▸ **Goal**
Pick out each line of the records in which the word "Bürgerzentrum" appears.
▬▬▬▬▬▬
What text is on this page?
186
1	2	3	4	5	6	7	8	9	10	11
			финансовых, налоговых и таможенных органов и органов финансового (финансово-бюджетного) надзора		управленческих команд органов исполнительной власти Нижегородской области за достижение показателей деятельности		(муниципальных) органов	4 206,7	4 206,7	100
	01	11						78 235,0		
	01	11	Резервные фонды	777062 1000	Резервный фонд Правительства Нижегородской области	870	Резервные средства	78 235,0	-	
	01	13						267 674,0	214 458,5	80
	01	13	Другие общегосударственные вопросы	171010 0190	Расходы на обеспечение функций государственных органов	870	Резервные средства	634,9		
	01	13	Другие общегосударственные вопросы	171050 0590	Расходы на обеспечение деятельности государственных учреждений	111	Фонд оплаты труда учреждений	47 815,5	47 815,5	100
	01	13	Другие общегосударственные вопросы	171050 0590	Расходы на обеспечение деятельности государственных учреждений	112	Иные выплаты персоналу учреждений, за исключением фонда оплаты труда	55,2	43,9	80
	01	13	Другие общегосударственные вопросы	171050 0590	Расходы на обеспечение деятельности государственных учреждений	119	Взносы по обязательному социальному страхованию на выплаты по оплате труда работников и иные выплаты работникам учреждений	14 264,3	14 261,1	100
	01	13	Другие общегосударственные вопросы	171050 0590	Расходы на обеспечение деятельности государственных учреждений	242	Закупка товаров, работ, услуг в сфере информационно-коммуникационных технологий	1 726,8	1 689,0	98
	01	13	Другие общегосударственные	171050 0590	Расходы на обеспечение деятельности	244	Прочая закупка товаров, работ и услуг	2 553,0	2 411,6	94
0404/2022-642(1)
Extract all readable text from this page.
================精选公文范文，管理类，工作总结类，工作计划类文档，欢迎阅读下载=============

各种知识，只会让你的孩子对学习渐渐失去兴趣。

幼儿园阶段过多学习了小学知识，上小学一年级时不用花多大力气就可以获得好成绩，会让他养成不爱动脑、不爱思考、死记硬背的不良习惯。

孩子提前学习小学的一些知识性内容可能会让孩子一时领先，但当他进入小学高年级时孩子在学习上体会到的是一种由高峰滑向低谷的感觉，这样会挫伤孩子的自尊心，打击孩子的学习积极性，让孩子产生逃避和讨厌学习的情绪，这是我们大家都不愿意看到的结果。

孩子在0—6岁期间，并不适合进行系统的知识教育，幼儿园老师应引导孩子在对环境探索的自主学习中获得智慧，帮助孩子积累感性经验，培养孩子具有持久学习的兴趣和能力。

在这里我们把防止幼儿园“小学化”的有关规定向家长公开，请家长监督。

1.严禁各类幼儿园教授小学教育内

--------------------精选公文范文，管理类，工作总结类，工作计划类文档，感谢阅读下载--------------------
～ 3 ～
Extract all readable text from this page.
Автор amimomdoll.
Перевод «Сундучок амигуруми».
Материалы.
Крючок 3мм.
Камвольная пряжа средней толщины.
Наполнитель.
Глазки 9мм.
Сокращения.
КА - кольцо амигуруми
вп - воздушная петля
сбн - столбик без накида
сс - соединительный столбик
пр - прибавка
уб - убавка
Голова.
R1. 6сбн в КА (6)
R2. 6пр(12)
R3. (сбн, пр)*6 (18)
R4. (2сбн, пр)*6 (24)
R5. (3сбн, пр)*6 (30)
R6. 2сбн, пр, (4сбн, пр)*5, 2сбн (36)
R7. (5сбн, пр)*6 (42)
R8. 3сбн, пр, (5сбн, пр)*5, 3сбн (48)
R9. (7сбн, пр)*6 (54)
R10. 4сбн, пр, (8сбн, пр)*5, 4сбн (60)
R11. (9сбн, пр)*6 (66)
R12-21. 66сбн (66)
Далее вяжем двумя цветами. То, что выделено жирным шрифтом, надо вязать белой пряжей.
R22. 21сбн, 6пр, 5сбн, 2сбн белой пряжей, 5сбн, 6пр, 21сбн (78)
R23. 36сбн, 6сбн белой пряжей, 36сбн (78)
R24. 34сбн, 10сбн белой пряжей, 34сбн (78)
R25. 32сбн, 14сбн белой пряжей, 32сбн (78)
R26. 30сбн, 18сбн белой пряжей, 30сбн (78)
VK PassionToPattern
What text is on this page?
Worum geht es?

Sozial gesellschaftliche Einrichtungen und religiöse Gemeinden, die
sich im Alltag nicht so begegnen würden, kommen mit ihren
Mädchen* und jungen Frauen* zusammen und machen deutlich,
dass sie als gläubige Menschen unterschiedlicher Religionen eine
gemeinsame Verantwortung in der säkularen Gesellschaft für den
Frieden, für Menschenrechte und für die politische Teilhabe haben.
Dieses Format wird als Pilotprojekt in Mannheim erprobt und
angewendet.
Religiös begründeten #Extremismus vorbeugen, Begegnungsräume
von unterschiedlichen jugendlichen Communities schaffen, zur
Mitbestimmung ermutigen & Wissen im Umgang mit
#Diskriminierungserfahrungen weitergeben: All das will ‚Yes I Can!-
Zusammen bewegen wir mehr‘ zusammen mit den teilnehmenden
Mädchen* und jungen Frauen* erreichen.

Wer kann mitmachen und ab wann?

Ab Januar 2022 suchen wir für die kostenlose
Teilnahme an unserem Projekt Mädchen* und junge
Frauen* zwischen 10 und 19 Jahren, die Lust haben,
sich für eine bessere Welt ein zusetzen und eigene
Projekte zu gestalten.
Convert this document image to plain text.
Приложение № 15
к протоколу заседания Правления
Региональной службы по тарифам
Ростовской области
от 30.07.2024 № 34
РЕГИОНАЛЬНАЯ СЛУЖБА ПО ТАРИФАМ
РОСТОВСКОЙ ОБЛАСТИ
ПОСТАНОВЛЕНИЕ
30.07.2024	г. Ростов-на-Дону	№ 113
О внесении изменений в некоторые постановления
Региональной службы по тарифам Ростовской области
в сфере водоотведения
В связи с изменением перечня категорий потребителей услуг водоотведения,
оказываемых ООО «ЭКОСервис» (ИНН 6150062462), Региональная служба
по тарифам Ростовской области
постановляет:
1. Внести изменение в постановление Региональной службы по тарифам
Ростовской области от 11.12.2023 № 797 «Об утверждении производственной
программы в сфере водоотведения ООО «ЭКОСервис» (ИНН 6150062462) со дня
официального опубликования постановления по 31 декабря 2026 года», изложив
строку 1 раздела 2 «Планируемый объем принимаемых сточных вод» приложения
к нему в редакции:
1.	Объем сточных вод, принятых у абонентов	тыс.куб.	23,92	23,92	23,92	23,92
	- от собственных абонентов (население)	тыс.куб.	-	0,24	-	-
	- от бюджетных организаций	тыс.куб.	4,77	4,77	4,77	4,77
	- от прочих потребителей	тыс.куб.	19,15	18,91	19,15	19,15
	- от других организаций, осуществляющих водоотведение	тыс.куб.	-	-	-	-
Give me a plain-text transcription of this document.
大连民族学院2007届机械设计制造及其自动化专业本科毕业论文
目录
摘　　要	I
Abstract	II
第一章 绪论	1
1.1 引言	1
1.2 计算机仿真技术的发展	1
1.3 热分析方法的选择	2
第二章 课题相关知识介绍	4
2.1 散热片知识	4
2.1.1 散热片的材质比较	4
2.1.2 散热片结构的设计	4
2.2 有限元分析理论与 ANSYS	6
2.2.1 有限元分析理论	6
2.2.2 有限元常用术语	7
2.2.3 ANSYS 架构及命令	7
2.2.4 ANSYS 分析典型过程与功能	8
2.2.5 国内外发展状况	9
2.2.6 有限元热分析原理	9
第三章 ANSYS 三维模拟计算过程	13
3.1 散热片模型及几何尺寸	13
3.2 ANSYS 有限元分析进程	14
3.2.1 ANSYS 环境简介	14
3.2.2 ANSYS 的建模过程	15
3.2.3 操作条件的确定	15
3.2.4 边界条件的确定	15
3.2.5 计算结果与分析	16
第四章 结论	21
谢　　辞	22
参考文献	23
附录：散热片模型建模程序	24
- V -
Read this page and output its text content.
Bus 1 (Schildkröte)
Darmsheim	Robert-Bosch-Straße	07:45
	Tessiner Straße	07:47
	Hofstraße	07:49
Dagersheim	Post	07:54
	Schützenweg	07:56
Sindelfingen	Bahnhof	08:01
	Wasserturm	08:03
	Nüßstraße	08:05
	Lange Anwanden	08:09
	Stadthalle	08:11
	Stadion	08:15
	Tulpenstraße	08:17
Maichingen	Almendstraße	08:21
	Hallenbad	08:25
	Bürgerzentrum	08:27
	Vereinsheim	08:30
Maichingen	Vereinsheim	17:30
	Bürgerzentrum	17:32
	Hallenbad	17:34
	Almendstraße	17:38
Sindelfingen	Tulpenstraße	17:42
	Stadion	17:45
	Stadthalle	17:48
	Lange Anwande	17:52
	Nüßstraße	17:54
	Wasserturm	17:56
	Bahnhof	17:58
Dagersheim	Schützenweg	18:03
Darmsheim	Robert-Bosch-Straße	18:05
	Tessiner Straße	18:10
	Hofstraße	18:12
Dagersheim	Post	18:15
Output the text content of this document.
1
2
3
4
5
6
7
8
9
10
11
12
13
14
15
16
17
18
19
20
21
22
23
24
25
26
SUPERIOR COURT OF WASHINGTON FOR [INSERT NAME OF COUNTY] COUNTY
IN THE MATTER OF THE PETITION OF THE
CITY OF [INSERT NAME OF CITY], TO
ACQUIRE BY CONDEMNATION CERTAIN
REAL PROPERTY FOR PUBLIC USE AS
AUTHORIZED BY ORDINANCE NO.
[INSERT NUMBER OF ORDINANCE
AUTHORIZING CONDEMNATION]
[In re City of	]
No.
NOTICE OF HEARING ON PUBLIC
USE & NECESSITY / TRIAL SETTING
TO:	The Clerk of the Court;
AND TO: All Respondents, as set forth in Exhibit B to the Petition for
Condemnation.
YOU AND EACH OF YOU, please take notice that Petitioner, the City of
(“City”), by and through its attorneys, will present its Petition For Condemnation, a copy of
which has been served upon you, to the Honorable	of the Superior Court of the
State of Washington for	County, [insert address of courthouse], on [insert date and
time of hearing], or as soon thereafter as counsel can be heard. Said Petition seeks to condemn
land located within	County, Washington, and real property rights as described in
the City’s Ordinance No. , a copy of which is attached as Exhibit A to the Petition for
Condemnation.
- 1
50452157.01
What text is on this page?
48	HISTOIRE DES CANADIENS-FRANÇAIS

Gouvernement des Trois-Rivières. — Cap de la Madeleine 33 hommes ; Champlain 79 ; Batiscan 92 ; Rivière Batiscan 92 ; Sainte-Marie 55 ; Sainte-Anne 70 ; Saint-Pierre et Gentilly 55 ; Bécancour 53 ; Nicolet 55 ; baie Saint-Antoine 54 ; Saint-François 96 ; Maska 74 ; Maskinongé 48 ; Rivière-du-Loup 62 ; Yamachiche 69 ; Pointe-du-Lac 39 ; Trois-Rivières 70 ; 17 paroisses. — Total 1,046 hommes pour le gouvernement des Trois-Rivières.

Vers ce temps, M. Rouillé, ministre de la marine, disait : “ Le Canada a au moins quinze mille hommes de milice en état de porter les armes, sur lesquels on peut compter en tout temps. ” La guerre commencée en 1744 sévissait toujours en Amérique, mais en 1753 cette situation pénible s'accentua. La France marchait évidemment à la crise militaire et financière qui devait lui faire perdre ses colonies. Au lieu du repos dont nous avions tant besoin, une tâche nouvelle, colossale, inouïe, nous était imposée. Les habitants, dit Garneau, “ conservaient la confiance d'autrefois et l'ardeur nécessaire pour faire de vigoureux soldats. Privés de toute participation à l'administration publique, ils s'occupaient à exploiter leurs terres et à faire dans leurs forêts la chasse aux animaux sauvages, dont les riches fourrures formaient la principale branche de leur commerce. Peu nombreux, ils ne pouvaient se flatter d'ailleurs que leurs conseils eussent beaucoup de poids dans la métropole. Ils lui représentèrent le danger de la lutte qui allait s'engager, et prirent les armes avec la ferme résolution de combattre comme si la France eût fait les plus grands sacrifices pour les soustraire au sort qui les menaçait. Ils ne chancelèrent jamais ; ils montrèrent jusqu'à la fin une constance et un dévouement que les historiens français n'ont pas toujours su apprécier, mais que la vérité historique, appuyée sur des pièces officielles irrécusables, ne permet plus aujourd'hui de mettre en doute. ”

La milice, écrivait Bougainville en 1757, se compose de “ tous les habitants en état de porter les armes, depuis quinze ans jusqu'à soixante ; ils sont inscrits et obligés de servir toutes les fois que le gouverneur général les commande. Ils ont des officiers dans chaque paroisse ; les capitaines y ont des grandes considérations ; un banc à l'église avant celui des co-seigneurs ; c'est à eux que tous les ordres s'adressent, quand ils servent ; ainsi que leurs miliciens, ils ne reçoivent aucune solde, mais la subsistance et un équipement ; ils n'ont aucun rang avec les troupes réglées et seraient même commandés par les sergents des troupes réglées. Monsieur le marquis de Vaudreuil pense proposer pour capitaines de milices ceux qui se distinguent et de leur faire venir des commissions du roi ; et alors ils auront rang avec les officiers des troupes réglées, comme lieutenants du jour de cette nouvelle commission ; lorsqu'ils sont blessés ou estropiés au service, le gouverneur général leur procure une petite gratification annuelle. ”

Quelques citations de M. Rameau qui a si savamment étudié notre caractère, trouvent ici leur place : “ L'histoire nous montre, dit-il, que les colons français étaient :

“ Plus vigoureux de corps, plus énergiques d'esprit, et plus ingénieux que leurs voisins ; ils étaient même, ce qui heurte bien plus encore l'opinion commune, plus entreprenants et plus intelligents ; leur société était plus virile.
▬▬▬▬▬▬
▸ **Answer to the problem**
	Bürgerzentrum	08:27
	Bürgerzentrum	17:32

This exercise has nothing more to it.